Whenever a line below holds the word "Permite", copy that line.

## START Material provided

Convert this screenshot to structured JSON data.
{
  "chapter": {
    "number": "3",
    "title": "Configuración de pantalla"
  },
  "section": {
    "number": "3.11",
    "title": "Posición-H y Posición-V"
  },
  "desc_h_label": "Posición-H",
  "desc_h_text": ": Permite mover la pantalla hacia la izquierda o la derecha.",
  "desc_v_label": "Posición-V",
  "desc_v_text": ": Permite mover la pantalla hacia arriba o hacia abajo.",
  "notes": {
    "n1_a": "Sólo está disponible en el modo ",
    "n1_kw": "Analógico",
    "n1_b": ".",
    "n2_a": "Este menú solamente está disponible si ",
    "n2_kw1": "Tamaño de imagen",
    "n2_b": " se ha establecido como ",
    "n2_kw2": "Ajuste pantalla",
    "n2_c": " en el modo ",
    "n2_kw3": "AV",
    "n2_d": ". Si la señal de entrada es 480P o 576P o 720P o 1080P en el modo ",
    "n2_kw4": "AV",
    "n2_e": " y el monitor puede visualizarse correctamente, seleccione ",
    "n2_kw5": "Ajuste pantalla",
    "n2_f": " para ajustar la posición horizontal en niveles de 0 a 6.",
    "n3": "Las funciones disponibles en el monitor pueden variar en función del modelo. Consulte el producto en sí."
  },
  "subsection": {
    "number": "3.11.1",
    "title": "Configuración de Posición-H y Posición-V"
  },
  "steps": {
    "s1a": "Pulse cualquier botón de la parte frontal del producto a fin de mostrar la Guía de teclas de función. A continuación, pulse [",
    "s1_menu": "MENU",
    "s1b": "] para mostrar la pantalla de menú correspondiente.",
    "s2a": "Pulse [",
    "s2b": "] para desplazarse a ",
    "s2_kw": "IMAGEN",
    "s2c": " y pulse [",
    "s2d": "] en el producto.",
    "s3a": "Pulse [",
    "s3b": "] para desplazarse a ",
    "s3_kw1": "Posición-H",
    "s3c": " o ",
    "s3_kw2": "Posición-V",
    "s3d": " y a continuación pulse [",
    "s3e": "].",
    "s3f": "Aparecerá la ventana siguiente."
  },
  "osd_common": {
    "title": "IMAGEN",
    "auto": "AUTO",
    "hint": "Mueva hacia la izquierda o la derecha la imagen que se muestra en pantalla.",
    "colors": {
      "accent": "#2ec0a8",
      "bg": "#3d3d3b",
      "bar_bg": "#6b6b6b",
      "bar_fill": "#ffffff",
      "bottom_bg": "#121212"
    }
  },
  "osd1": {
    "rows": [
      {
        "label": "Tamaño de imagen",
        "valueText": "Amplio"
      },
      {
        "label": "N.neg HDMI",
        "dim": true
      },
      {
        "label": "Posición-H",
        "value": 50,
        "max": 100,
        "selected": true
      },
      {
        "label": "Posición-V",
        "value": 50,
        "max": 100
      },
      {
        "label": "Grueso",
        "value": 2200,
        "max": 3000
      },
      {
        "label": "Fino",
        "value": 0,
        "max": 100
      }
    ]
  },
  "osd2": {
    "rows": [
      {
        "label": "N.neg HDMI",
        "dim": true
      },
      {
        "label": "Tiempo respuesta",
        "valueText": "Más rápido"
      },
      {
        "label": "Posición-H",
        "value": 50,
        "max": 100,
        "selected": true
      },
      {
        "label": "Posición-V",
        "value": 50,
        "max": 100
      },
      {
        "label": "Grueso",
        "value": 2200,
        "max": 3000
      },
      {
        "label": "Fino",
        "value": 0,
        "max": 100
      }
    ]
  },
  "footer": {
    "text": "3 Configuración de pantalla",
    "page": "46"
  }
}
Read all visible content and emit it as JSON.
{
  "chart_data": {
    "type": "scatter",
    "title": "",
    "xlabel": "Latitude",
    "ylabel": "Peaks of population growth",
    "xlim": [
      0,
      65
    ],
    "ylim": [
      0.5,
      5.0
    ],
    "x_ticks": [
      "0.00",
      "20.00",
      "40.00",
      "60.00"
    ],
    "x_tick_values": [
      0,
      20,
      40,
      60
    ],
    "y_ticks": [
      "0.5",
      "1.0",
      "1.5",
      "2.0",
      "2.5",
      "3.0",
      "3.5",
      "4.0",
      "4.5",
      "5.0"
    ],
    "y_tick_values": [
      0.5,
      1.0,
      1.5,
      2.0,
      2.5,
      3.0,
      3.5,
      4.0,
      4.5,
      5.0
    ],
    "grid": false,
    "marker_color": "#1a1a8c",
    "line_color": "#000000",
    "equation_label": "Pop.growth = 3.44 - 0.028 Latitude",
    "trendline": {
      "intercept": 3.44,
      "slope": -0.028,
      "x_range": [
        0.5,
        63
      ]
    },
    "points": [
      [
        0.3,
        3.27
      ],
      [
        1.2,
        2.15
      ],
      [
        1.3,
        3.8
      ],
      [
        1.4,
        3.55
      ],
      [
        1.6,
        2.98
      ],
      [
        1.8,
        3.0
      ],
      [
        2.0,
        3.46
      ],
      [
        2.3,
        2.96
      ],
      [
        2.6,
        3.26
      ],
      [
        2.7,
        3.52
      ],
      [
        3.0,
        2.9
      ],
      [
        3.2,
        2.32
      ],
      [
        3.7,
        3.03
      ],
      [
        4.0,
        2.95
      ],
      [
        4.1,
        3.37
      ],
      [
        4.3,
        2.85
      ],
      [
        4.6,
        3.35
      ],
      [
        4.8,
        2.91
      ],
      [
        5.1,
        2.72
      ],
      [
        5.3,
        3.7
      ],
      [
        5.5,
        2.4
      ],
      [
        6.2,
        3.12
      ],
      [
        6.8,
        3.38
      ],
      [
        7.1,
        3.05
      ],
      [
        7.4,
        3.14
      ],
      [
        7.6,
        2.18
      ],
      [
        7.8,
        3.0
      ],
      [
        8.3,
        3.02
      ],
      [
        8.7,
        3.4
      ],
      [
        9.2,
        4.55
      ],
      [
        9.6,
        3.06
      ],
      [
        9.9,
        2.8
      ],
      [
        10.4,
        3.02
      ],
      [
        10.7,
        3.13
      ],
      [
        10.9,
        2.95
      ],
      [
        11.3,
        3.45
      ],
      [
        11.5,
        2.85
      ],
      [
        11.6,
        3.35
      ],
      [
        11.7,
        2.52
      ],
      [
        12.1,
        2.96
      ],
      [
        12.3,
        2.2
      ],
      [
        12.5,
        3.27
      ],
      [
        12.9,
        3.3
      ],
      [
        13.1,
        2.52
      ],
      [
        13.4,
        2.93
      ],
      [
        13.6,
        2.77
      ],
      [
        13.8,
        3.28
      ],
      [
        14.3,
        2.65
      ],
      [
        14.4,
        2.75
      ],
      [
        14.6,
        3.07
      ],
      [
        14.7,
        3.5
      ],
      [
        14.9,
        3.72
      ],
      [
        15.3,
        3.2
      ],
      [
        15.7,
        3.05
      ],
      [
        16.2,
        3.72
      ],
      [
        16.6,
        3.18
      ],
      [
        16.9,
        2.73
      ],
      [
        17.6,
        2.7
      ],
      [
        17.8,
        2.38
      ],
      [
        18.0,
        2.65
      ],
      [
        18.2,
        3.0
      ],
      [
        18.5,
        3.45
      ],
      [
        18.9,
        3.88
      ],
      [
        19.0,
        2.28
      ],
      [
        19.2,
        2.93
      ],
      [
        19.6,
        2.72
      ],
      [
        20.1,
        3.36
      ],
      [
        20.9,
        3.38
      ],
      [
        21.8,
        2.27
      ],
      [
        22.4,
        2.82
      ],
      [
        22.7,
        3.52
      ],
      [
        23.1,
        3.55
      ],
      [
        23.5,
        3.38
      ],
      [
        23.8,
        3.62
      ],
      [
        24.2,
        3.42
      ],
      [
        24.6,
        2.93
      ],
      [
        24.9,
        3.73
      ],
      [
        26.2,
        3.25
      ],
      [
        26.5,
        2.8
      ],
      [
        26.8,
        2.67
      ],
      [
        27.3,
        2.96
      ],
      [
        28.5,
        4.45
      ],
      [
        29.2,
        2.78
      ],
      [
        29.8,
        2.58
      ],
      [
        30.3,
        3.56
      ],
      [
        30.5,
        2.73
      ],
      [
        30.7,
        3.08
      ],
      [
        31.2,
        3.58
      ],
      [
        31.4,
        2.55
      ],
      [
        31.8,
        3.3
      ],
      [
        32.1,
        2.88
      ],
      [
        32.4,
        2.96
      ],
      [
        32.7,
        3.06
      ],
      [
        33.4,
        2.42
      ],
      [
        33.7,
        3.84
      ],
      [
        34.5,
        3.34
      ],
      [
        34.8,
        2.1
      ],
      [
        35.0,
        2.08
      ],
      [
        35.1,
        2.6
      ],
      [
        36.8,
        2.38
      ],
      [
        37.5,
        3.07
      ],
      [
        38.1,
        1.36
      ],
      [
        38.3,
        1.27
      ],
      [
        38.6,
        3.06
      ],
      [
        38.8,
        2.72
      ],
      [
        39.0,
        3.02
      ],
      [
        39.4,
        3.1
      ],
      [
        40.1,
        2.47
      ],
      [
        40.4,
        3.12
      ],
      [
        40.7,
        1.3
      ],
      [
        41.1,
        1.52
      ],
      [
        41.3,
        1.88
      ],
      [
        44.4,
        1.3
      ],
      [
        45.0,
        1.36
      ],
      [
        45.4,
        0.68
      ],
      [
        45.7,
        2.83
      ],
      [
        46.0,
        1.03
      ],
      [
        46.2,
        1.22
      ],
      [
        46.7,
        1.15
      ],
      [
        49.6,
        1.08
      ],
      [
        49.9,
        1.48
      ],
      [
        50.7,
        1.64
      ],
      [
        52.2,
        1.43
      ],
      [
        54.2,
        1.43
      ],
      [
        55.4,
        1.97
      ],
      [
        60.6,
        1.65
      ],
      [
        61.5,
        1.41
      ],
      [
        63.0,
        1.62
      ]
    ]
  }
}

## END Material provided

Finished exercise:
  "desc_h_text": ": Permite mover la pantalla hacia la izquierda o la derecha.",
  "desc_v_text": ": Permite mover la pantalla hacia arriba o hacia abajo.",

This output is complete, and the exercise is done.